Set task: Return each line containing the string "Estate".

A run of records
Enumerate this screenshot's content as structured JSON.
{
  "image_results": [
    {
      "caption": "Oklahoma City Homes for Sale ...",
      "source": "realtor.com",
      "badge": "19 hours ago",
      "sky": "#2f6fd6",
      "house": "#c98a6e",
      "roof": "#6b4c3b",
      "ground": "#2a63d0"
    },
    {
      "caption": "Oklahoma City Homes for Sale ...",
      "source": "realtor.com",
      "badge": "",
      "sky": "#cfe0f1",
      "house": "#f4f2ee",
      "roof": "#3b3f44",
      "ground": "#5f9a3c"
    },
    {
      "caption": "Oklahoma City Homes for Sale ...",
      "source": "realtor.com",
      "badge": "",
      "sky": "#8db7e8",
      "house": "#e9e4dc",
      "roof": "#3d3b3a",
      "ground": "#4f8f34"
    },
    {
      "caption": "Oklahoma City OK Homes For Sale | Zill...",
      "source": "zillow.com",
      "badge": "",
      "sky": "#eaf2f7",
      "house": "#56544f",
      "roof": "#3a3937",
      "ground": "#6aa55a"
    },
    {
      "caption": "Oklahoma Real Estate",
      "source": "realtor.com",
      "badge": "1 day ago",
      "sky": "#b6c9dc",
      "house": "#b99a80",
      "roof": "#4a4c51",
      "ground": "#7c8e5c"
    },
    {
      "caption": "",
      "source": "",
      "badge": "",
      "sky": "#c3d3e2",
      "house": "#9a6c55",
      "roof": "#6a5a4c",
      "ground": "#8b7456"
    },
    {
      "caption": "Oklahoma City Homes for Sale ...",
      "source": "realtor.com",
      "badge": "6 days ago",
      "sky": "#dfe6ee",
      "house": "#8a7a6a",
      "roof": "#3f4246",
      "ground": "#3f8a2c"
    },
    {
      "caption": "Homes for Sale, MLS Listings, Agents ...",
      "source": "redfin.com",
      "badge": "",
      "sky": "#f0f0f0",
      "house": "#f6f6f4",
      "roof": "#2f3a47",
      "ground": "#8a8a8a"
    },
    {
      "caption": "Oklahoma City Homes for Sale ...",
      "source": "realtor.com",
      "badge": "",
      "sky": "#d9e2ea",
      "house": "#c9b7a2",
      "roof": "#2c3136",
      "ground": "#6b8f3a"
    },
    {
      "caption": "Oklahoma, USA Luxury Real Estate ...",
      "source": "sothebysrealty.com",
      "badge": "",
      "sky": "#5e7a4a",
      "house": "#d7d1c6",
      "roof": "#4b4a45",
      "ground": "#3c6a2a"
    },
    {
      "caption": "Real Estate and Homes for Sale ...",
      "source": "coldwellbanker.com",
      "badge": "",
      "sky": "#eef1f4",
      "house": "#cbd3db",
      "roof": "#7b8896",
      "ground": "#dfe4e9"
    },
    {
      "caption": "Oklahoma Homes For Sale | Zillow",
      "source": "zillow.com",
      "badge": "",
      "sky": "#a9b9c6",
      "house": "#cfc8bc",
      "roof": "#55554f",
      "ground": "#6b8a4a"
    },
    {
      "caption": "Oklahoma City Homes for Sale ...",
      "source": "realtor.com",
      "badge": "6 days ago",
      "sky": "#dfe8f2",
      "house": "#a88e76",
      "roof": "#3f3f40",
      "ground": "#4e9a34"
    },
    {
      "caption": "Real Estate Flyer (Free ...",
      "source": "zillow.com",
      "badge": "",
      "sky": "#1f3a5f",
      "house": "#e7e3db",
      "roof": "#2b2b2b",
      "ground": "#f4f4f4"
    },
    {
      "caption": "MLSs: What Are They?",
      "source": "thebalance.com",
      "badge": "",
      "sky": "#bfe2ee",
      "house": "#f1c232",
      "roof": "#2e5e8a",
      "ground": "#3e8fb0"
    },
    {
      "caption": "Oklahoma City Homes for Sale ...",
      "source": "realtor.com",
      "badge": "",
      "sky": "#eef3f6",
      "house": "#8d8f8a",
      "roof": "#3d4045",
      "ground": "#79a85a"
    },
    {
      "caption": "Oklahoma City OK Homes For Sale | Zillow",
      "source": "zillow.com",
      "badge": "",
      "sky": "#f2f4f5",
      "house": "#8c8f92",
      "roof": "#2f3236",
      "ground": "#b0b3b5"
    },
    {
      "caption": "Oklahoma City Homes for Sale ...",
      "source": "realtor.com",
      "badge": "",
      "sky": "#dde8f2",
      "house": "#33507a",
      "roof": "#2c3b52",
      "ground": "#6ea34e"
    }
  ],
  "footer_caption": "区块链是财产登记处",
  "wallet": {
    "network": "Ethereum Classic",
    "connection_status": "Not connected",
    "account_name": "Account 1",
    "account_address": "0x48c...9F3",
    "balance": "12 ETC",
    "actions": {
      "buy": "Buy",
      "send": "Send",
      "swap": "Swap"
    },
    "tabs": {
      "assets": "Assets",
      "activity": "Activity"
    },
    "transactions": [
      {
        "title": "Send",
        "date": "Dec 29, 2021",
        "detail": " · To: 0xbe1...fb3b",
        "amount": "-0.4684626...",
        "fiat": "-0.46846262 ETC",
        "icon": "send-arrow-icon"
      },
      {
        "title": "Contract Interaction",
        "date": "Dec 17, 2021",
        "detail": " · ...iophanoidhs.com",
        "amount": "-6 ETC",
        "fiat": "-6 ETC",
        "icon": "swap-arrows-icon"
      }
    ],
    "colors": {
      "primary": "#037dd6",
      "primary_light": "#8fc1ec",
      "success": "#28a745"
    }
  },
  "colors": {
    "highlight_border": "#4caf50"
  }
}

Finished task:
      "caption": "Oklahoma Real Estate",
      "caption": "Oklahoma, USA Luxury Real Estate ...",
      "caption": "Real Estate and Homes for Sale ...",
      "caption": "Real Estate Flyer (Free ...",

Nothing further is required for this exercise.